━━ LISTED ENTRIES

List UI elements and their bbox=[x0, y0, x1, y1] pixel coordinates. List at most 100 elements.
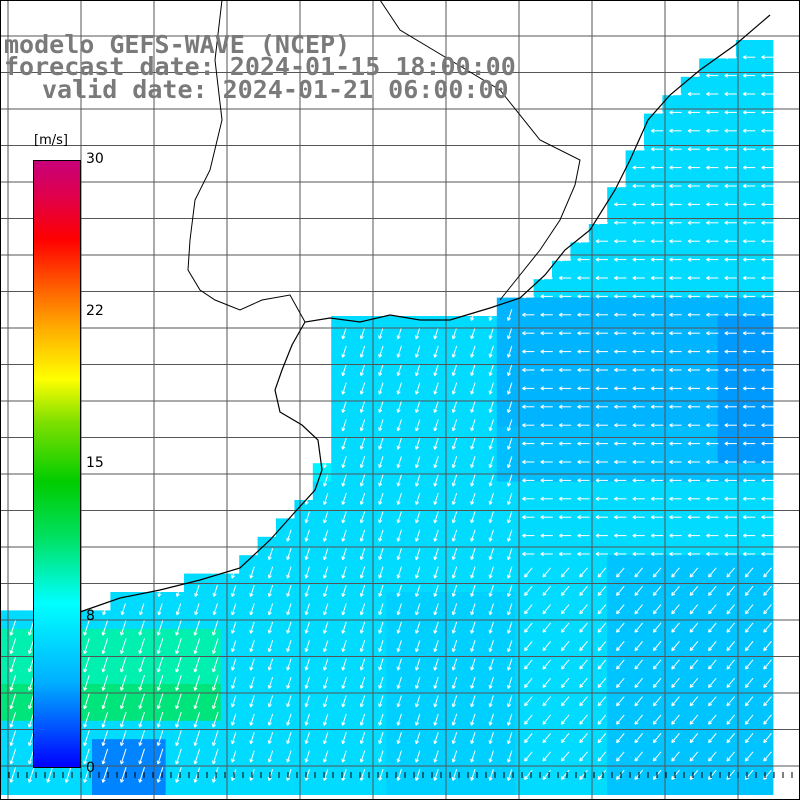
wind-speed-cell bbox=[386, 389, 406, 409]
wind-vector bbox=[396, 566, 402, 579]
wind-speed-cell bbox=[736, 371, 755, 391]
wind-vector bbox=[396, 511, 402, 524]
wind-vector bbox=[488, 695, 494, 708]
wind-vector bbox=[577, 386, 590, 391]
wind-vector bbox=[359, 382, 366, 395]
wind-speed-cell bbox=[349, 463, 369, 483]
wind-vector bbox=[522, 349, 535, 354]
wind-speed-cell bbox=[441, 702, 461, 722]
wind-vector bbox=[359, 511, 366, 524]
wind-vector bbox=[616, 567, 625, 578]
wind-vector bbox=[488, 676, 494, 689]
wind-vector bbox=[671, 677, 680, 688]
wind-vector bbox=[558, 478, 572, 483]
wind-speed-cell bbox=[717, 187, 737, 207]
wind-speed-cell bbox=[736, 536, 755, 556]
wind-speed-cell bbox=[496, 481, 516, 501]
wind-speed-cell bbox=[478, 371, 498, 391]
wind-vector bbox=[249, 640, 255, 653]
wind-speed-cell bbox=[441, 334, 461, 354]
wind-speed-cell bbox=[699, 702, 719, 722]
wind-speed-cell bbox=[570, 389, 590, 409]
wind-speed-cell bbox=[699, 665, 719, 685]
wind-speed-cell bbox=[588, 279, 608, 299]
wind-vector bbox=[451, 713, 458, 726]
wind-vector bbox=[560, 641, 570, 652]
wind-vector bbox=[650, 128, 664, 133]
wind-vector bbox=[669, 257, 682, 262]
wind-speed-cell bbox=[680, 371, 700, 391]
wind-speed-cell bbox=[588, 444, 608, 464]
wind-vector bbox=[323, 676, 329, 689]
wind-speed-cell bbox=[644, 463, 663, 483]
wind-vector bbox=[542, 659, 552, 670]
wind-speed-cell bbox=[625, 168, 645, 188]
wind-speed-cell bbox=[552, 536, 571, 556]
wind-vector bbox=[724, 551, 737, 557]
wind-vector bbox=[9, 656, 17, 673]
wind-vector bbox=[101, 693, 109, 710]
wind-speed-cell bbox=[570, 702, 590, 722]
wind-speed-cell bbox=[220, 665, 240, 685]
wind-speed-cell bbox=[515, 702, 535, 722]
wind-vector bbox=[267, 768, 274, 781]
wind-speed-cell bbox=[662, 408, 682, 427]
wind-vector bbox=[744, 659, 754, 670]
wind-speed-cell bbox=[404, 426, 424, 446]
wind-speed-cell bbox=[754, 444, 774, 464]
wind-speed-cell bbox=[257, 555, 277, 575]
wind-vector bbox=[652, 567, 662, 578]
wind-speed-cell bbox=[736, 518, 755, 538]
wind-vector bbox=[724, 515, 737, 520]
wind-speed-cell bbox=[699, 463, 719, 483]
wind-vector bbox=[101, 711, 109, 728]
wind-speed-cell bbox=[736, 389, 755, 409]
wind-speed-cell bbox=[680, 205, 700, 225]
wind-vector bbox=[415, 382, 421, 395]
wind-speed-cell bbox=[699, 297, 719, 317]
wind-speed-cell bbox=[441, 555, 461, 575]
wind-speed-cell bbox=[699, 224, 719, 243]
wind-vector bbox=[687, 183, 700, 189]
wind-speed-cell bbox=[552, 279, 571, 299]
wind-speed-cell bbox=[607, 592, 627, 611]
wind-speed-cell bbox=[754, 426, 774, 446]
wind-vector bbox=[507, 511, 513, 524]
wind-vector bbox=[175, 619, 182, 636]
wind-vector bbox=[742, 331, 756, 336]
wind-vector bbox=[724, 496, 737, 501]
wind-vector bbox=[212, 603, 218, 616]
wind-vector bbox=[378, 732, 384, 745]
wind-speed-cell bbox=[717, 150, 737, 170]
wind-speed-cell bbox=[460, 444, 479, 464]
wind-speed-cell bbox=[128, 628, 148, 648]
wind-vector bbox=[579, 567, 588, 578]
wind-speed-cell bbox=[496, 352, 516, 372]
wind-vector bbox=[632, 165, 645, 170]
wind-speed-cell bbox=[570, 316, 590, 335]
wind-vector bbox=[378, 584, 384, 597]
wind-speed-cell bbox=[662, 536, 682, 556]
wind-speed-cell bbox=[276, 702, 295, 722]
wind-vector bbox=[286, 621, 292, 634]
wind-speed-cell bbox=[662, 444, 682, 464]
wind-vector bbox=[157, 584, 163, 597]
wind-vector bbox=[488, 603, 494, 616]
wind-vector bbox=[378, 658, 384, 671]
wind-speed-cell bbox=[533, 702, 553, 722]
wind-vector bbox=[286, 750, 292, 763]
wind-vector bbox=[577, 239, 590, 244]
wind-speed-cell bbox=[368, 316, 387, 335]
wind-speed-cell bbox=[294, 555, 314, 575]
wind-speed-cell bbox=[404, 592, 424, 611]
wind-speed-cell bbox=[368, 463, 387, 483]
wind-speed-cell bbox=[368, 776, 387, 795]
wind-speed-cell bbox=[699, 628, 719, 648]
wind-speed-cell bbox=[478, 592, 498, 611]
wind-vector bbox=[359, 713, 366, 726]
wind-vector bbox=[724, 367, 737, 373]
wind-speed-cell bbox=[368, 352, 387, 372]
wind-speed-cell bbox=[644, 702, 663, 722]
wind-speed-cell bbox=[736, 168, 755, 188]
wind-vector bbox=[742, 275, 756, 281]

━━━━

Locate every line in the listing above that contains the word "most", and copy each of those lines.

■ THE REPLY:
List UI elements and their bbox=[x0, y0, x1, y1] pixel coordinates. List at most 100 elements.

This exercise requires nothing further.